▸ Information given:
---

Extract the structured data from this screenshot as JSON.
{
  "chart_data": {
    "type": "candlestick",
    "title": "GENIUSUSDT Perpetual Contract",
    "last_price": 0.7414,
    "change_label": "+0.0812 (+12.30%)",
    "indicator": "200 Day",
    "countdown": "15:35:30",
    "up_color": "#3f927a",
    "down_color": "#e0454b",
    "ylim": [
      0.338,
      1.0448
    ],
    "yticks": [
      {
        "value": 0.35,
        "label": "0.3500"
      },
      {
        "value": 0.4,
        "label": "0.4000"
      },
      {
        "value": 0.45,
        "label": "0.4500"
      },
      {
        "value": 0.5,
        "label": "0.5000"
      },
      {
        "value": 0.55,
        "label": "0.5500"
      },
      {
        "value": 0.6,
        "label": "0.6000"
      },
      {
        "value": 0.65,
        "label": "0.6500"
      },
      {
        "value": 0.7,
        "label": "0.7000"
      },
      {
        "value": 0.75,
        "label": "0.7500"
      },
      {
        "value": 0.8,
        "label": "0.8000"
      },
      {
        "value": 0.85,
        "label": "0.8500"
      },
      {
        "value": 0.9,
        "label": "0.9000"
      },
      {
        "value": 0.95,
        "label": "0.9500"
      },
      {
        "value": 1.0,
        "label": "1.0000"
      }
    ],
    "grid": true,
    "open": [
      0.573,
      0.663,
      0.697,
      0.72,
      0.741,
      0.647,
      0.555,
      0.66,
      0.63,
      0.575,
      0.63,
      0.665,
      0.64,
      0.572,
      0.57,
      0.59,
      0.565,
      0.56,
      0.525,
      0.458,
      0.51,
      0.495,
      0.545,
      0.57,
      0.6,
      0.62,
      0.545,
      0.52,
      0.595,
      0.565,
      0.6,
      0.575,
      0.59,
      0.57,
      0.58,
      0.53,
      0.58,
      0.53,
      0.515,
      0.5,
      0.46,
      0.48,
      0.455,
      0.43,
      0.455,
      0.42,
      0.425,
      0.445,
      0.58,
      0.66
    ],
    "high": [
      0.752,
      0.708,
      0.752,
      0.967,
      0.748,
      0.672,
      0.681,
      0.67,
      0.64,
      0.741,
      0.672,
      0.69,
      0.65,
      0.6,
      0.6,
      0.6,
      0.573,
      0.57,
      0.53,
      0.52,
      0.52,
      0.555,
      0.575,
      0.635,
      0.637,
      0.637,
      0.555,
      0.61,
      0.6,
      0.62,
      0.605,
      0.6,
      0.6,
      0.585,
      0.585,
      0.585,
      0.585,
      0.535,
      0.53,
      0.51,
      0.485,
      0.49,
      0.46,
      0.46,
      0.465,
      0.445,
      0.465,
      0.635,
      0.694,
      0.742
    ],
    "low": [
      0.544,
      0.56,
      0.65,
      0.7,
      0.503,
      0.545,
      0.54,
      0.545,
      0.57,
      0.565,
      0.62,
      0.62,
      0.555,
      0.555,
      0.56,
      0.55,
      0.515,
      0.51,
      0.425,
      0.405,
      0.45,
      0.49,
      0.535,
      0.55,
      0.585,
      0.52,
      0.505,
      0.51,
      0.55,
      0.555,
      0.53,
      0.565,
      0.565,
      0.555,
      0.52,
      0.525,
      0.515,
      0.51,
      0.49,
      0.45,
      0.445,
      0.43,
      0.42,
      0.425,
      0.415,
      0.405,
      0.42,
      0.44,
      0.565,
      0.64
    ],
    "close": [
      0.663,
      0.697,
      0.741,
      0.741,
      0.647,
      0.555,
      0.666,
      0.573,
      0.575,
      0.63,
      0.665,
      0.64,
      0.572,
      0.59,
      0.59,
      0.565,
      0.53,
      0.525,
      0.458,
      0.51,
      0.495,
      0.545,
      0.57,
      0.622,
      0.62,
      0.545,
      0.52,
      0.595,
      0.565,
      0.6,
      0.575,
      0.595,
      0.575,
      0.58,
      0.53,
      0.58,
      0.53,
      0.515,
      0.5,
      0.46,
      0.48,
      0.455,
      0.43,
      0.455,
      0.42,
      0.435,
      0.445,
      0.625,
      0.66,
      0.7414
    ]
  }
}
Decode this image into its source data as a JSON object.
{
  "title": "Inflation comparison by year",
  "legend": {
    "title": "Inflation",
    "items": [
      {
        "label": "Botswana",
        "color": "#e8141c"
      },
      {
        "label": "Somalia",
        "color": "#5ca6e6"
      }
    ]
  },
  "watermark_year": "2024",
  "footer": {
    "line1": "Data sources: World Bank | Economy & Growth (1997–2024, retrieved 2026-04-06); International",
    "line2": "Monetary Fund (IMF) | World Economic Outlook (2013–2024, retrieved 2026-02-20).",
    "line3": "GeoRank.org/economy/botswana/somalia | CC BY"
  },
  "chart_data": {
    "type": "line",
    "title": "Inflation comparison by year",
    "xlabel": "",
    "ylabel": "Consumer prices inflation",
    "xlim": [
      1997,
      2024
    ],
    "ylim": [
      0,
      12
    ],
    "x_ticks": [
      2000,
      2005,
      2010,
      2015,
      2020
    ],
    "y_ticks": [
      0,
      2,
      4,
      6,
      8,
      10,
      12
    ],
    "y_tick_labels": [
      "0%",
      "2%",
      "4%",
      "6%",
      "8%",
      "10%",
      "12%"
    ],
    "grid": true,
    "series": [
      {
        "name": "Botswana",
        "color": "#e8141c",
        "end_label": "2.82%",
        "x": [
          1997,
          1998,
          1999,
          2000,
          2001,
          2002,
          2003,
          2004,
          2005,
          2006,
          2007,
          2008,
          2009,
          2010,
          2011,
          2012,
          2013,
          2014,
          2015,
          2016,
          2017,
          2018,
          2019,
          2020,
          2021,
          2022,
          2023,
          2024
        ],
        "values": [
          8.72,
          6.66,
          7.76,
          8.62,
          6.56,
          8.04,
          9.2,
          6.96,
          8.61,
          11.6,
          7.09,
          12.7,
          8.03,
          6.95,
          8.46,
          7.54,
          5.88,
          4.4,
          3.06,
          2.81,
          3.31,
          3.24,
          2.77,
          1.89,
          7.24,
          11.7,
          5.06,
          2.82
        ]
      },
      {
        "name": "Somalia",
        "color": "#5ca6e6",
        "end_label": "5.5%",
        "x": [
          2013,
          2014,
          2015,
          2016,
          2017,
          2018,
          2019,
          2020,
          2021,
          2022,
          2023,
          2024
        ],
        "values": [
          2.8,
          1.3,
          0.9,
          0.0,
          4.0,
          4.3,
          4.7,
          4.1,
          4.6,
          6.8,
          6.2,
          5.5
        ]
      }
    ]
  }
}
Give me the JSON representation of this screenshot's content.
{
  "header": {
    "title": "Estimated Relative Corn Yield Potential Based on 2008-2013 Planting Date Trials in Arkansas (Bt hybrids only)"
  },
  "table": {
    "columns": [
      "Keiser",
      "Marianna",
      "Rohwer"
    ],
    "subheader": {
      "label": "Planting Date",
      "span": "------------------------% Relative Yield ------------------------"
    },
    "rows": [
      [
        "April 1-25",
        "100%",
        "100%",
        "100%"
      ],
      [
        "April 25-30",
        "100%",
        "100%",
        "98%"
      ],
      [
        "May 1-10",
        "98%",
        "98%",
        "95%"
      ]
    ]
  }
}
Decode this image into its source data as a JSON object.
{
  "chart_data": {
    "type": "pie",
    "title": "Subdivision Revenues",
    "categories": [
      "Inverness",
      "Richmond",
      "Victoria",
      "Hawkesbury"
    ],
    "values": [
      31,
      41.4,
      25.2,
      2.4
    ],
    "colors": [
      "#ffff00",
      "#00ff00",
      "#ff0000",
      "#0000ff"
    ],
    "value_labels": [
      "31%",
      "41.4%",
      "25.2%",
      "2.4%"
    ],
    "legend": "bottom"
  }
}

---

▸ Exercise directions:
Restate word for word the lines from the one holding "Give me the" to the end of the listing, both ends included, and nothing more.

▸ Exercise answer:
Give me the JSON representation of this screenshot's content.
{
  "header": {
    "title": "Estimated Relative Corn Yield Potential Based on 2008-2013 Planting Date Trials in Arkansas (Bt hybrids only)"
  },
  "table": {
    "columns": [
      "Keiser",
      "Marianna",
      "Rohwer"
    ],
    "subheader": {
      "label": "Planting Date",
      "span": "------------------------% Relative Yield ------------------------"
    },
    "rows": [
      [
        "April 1-25",
        "100%",
        "100%",
        "100%"
      ],
      [
        "April 25-30",
        "100%",
        "100%",
        "98%"
      ],
      [
        "May 1-10",
        "98%",
        "98%",
        "95%"
      ]
    ]
  }
}
Decode this image into its source data as a JSON object.
{
  "chart_data": {
    "type": "pie",
    "title": "Subdivision Revenues",
    "categories": [
      "Inverness",
      "Richmond",
      "Victoria",
      "Hawkesbury"
    ],
    "values": [
      31,
      41.4,
      25.2,
      2.4
    ],
    "colors": [
      "#ffff00",
      "#00ff00",
      "#ff0000",
      "#0000ff"
    ],
    "value_labels": [
      "31%",
      "41.4%",
      "25.2%",
      "2.4%"
    ],
    "legend": "bottom"
  }
}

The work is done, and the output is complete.